------ Provided material ------

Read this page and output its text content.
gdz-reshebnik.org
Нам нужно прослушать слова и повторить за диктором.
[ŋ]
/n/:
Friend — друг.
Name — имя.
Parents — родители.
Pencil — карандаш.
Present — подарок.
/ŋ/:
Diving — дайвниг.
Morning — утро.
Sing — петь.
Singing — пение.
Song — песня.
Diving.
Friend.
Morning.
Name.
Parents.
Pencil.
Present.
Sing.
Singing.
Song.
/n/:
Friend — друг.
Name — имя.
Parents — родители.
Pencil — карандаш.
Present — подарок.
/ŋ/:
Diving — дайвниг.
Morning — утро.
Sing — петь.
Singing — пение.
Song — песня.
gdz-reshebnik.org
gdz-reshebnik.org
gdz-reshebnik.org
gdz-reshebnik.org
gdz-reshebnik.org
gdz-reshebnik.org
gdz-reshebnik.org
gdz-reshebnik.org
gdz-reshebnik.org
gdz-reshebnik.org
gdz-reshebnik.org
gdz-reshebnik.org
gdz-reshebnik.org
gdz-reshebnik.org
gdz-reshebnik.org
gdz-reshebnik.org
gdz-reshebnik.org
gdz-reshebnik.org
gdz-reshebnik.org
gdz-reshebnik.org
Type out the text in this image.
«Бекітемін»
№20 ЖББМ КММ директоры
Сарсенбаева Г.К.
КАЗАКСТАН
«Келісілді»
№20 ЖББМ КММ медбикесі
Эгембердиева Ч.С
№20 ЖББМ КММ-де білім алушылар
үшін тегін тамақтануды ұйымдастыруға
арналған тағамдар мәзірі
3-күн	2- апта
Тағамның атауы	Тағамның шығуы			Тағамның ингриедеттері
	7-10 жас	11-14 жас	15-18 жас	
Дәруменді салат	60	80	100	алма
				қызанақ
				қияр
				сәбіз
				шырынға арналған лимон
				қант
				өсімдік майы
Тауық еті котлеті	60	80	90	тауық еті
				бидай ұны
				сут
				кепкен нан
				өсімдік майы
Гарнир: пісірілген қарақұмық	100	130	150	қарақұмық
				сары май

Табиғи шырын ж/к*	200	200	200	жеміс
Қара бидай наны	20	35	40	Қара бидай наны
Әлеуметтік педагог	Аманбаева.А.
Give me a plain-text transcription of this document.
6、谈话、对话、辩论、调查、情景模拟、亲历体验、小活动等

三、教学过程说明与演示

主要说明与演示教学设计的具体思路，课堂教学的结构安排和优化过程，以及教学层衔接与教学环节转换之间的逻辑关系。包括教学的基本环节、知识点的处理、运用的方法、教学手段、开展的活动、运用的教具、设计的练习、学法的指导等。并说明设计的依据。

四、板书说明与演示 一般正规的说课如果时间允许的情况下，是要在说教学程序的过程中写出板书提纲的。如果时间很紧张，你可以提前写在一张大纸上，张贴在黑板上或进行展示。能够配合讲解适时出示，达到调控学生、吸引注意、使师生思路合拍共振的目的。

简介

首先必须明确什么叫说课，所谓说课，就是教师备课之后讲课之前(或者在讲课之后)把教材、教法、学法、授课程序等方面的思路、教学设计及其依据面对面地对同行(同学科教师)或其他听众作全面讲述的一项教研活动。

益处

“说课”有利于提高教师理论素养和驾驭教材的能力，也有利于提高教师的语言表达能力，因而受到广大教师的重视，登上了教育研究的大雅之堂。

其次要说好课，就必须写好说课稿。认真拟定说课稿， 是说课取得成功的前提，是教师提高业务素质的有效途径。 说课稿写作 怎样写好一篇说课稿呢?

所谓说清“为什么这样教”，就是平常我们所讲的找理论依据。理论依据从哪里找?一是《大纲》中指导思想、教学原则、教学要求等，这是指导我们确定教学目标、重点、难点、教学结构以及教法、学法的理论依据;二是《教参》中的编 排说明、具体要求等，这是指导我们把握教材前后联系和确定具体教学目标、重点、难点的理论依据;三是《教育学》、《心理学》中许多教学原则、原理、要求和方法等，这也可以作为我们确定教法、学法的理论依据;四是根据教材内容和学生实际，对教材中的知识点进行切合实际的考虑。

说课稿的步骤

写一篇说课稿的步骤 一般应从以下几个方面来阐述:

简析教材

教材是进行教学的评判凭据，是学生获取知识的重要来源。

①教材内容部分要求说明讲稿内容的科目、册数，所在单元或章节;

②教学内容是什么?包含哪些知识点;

------

Exercise brief -
Find each line with the string "бидай" and copy it out.

Worked answer -
				бидай ұны
Қара бидай наны	20	35	40	Қара бидай наны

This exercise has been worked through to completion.